Dataset records:
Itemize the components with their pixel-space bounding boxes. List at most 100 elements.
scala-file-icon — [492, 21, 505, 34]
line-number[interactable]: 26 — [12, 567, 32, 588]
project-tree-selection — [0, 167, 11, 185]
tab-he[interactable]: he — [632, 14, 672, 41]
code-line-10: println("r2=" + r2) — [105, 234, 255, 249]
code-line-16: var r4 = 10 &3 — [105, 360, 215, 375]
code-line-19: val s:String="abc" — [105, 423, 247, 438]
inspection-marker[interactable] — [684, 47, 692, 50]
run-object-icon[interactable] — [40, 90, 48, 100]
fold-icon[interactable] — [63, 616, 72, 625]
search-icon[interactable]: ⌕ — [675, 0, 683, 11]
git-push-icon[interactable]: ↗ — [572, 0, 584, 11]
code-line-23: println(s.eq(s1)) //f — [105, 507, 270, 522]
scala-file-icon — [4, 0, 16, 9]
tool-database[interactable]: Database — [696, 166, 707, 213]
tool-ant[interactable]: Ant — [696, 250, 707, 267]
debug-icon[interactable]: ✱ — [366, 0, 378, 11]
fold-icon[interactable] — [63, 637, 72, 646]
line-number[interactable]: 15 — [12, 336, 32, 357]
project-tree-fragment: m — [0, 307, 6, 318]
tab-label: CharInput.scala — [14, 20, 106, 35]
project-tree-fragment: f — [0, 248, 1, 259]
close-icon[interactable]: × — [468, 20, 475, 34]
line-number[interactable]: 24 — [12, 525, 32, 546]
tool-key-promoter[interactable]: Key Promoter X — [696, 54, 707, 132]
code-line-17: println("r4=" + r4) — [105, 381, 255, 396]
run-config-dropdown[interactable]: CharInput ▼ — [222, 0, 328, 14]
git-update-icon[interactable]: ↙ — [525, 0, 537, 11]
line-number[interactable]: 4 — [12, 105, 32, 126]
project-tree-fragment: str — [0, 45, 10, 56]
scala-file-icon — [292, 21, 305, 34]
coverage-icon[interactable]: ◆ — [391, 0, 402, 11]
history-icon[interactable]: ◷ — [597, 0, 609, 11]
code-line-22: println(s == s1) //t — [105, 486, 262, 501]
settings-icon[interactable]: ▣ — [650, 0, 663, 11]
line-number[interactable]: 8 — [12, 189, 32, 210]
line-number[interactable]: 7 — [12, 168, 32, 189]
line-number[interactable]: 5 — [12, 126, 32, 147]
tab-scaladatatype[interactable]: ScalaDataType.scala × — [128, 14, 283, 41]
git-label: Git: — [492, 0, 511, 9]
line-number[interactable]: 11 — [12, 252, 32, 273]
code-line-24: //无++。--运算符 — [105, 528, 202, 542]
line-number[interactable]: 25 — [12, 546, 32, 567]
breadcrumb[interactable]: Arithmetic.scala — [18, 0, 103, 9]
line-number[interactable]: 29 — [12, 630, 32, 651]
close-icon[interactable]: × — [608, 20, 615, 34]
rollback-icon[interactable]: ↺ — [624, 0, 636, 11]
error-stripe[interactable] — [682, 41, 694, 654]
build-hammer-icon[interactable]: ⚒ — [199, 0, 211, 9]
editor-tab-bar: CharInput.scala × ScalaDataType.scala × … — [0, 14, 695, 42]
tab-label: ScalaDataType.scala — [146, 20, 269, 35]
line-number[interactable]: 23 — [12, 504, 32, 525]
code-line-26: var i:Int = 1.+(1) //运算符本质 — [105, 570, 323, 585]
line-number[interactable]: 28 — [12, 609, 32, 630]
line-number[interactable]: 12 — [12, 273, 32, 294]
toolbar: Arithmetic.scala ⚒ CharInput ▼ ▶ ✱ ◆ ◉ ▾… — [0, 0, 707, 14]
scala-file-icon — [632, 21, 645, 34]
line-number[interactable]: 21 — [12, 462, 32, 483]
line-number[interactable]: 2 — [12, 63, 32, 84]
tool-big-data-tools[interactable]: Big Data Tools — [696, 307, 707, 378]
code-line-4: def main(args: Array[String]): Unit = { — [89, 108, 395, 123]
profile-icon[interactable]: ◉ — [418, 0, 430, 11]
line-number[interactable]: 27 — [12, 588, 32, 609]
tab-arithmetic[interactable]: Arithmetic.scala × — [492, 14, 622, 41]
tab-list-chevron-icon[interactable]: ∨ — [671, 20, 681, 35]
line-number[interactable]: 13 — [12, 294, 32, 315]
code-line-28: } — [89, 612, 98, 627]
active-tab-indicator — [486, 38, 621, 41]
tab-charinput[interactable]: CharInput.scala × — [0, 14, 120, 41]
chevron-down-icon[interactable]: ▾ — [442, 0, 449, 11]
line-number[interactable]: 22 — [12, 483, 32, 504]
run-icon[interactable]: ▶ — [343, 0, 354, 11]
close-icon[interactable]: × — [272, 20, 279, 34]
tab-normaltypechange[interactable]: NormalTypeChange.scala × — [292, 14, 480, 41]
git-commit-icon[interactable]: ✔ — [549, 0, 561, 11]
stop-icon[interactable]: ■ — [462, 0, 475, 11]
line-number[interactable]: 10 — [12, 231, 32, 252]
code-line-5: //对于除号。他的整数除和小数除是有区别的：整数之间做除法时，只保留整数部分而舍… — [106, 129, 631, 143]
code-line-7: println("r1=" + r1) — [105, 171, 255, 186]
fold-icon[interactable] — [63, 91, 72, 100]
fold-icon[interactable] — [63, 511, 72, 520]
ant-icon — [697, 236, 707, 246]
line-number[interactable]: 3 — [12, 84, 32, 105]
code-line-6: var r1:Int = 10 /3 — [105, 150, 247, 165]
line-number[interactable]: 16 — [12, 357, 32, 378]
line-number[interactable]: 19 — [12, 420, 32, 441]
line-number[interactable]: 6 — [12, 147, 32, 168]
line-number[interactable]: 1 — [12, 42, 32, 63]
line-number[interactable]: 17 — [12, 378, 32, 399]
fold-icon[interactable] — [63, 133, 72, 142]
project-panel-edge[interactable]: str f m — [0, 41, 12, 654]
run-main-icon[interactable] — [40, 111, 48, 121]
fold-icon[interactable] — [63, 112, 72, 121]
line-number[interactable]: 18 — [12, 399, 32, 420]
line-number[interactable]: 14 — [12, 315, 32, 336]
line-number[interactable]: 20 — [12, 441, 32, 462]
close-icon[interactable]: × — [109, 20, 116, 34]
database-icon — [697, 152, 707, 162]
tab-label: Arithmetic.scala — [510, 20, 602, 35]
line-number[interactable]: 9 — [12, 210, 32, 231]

REQUEST: Edit the records so that each "fold-icon" reads "collapse-icon" instead, and leave everything else untouched.

RESPONSE FOR THIS EXERCISE:
Itemize the components with their pixel-space bounding boxes. List at most 100 elements.
scala-file-icon — [492, 21, 505, 34]
line-number[interactable]: 26 — [12, 567, 32, 588]
project-tree-selection — [0, 167, 11, 185]
tab-he[interactable]: he — [632, 14, 672, 41]
code-line-10: println("r2=" + r2) — [105, 234, 255, 249]
code-line-16: var r4 = 10 &3 — [105, 360, 215, 375]
code-line-19: val s:String="abc" — [105, 423, 247, 438]
inspection-marker[interactable] — [684, 47, 692, 50]
run-object-icon[interactable] — [40, 90, 48, 100]
collapse-icon[interactable] — [63, 616, 72, 625]
search-icon[interactable]: ⌕ — [675, 0, 683, 11]
git-push-icon[interactable]: ↗ — [572, 0, 584, 11]
code-line-23: println(s.eq(s1)) //f — [105, 507, 270, 522]
scala-file-icon — [4, 0, 16, 9]
tool-database[interactable]: Database — [696, 166, 707, 213]
tool-ant[interactable]: Ant — [696, 250, 707, 267]
debug-icon[interactable]: ✱ — [366, 0, 378, 11]
collapse-icon[interactable] — [63, 637, 72, 646]
line-number[interactable]: 15 — [12, 336, 32, 357]
project-tree-fragment: m — [0, 307, 6, 318]
tab-label: CharInput.scala — [14, 20, 106, 35]
project-tree-fragment: f — [0, 248, 1, 259]
close-icon[interactable]: × — [468, 20, 475, 34]
line-number[interactable]: 24 — [12, 525, 32, 546]
tool-key-promoter[interactable]: Key Promoter X — [696, 54, 707, 132]
code-line-17: println("r4=" + r4) — [105, 381, 255, 396]
run-config-dropdown[interactable]: CharInput ▼ — [222, 0, 328, 14]
git-update-icon[interactable]: ↙ — [525, 0, 537, 11]
line-number[interactable]: 4 — [12, 105, 32, 126]
project-tree-fragment: str — [0, 45, 10, 56]
scala-file-icon — [292, 21, 305, 34]
coverage-icon[interactable]: ◆ — [391, 0, 402, 11]
history-icon[interactable]: ◷ — [597, 0, 609, 11]
code-line-22: println(s == s1) //t — [105, 486, 262, 501]
settings-icon[interactable]: ▣ — [650, 0, 663, 11]
line-number[interactable]: 8 — [12, 189, 32, 210]
line-number[interactable]: 7 — [12, 168, 32, 189]
line-number[interactable]: 5 — [12, 126, 32, 147]
tab-scaladatatype[interactable]: ScalaDataType.scala × — [128, 14, 283, 41]
git-label: Git: — [492, 0, 511, 9]
line-number[interactable]: 11 — [12, 252, 32, 273]
code-line-24: //无++。--运算符 — [105, 528, 202, 542]
line-number[interactable]: 25 — [12, 546, 32, 567]
breadcrumb[interactable]: Arithmetic.scala — [18, 0, 103, 9]
line-number[interactable]: 29 — [12, 630, 32, 651]
close-icon[interactable]: × — [608, 20, 615, 34]
rollback-icon[interactable]: ↺ — [624, 0, 636, 11]
error-stripe[interactable] — [682, 41, 694, 654]
build-hammer-icon[interactable]: ⚒ — [199, 0, 211, 9]
editor-tab-bar: CharInput.scala × ScalaDataType.scala × … — [0, 14, 695, 42]
tab-label: ScalaDataType.scala — [146, 20, 269, 35]
line-number[interactable]: 23 — [12, 504, 32, 525]
code-line-26: var i:Int = 1.+(1) //运算符本质 — [105, 570, 323, 585]
line-number[interactable]: 28 — [12, 609, 32, 630]
line-number[interactable]: 12 — [12, 273, 32, 294]
toolbar: Arithmetic.scala ⚒ CharInput ▼ ▶ ✱ ◆ ◉ ▾… — [0, 0, 707, 14]
scala-file-icon — [632, 21, 645, 34]
line-number[interactable]: 21 — [12, 462, 32, 483]
line-number[interactable]: 2 — [12, 63, 32, 84]
tool-big-data-tools[interactable]: Big Data Tools — [696, 307, 707, 378]
code-line-4: def main(args: Array[String]): Unit = { — [89, 108, 395, 123]
profile-icon[interactable]: ◉ — [418, 0, 430, 11]
line-number[interactable]: 27 — [12, 588, 32, 609]
tab-arithmetic[interactable]: Arithmetic.scala × — [492, 14, 622, 41]
tab-list-chevron-icon[interactable]: ∨ — [671, 20, 681, 35]
line-number[interactable]: 13 — [12, 294, 32, 315]
code-line-28: } — [89, 612, 98, 627]
active-tab-indicator — [486, 38, 621, 41]
tab-charinput[interactable]: CharInput.scala × — [0, 14, 120, 41]
chevron-down-icon[interactable]: ▾ — [442, 0, 449, 11]
line-number[interactable]: 22 — [12, 483, 32, 504]
run-icon[interactable]: ▶ — [343, 0, 354, 11]
close-icon[interactable]: × — [272, 20, 279, 34]
tab-normaltypechange[interactable]: NormalTypeChange.scala × — [292, 14, 480, 41]
git-commit-icon[interactable]: ✔ — [549, 0, 561, 11]
stop-icon[interactable]: ■ — [462, 0, 475, 11]
line-number[interactable]: 10 — [12, 231, 32, 252]
code-line-5: //对于除号。他的整数除和小数除是有区别的：整数之间做除法时，只保留整数部分而舍… — [106, 129, 631, 143]
code-line-7: println("r1=" + r1) — [105, 171, 255, 186]
collapse-icon[interactable] — [63, 91, 72, 100]
collapse-icon[interactable] — [63, 511, 72, 520]
ant-icon — [697, 236, 707, 246]
line-number[interactable]: 3 — [12, 84, 32, 105]
code-line-6: var r1:Int = 10 /3 — [105, 150, 247, 165]
line-number[interactable]: 16 — [12, 357, 32, 378]
line-number[interactable]: 19 — [12, 420, 32, 441]
line-number[interactable]: 6 — [12, 147, 32, 168]
line-number[interactable]: 1 — [12, 42, 32, 63]
line-number[interactable]: 17 — [12, 378, 32, 399]
collapse-icon[interactable] — [63, 133, 72, 142]
project-panel-edge[interactable]: str f m — [0, 41, 12, 654]
run-main-icon[interactable] — [40, 111, 48, 121]
collapse-icon[interactable] — [63, 112, 72, 121]
line-number[interactable]: 18 — [12, 399, 32, 420]
line-number[interactable]: 14 — [12, 315, 32, 336]
line-number[interactable]: 20 — [12, 441, 32, 462]
close-icon[interactable]: × — [109, 20, 116, 34]
database-icon — [697, 152, 707, 162]
tab-label: Arithmetic.scala — [510, 20, 602, 35]
line-number[interactable]: 9 — [12, 210, 32, 231]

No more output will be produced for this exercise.